Work to do
Reproduce every line of the listing as written, apart from the pictures.

Dataset excerpts
------------------------------------

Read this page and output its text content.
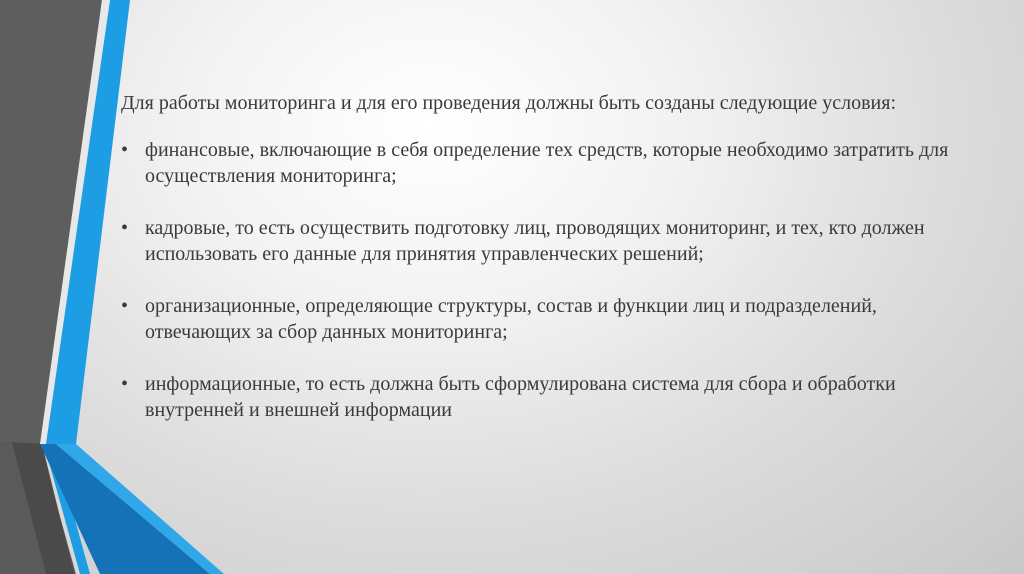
Для работы мониторинга и для его проведения должны быть созданы следующие условия:

• финансовые, включающие в себя определение тех средств, которые необходимо затратить для осуществления мониторинга;
• кадровые, то есть осуществить подготовку лиц, проводящих мониторинг, и тех, кто должен использовать его данные для принятия управленческих решений;
• организационные, определяющие структуры, состав и функции лиц и подразделений, отвечающих за сбор данных мониторинга;
• информационные, то есть должна быть сформулирована система для сбора и обработки внутренней и внешней информации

------------------------------------

Response to the task
Read this page and output its text content.
Для работы мониторинга и для его проведения должны быть созданы следующие условия:

• финансовые, включающие в себя определение тех средств, которые необходимо затратить для осуществления мониторинга;
• кадровые, то есть осуществить подготовку лиц, проводящих мониторинг, и тех, кто должен использовать его данные для принятия управленческих решений;
• организационные, определяющие структуры, состав и функции лиц и подразделений, отвечающих за сбор данных мониторинга;
• информационные, то есть должна быть сформулирована система для сбора и обработки внутренней и внешней информации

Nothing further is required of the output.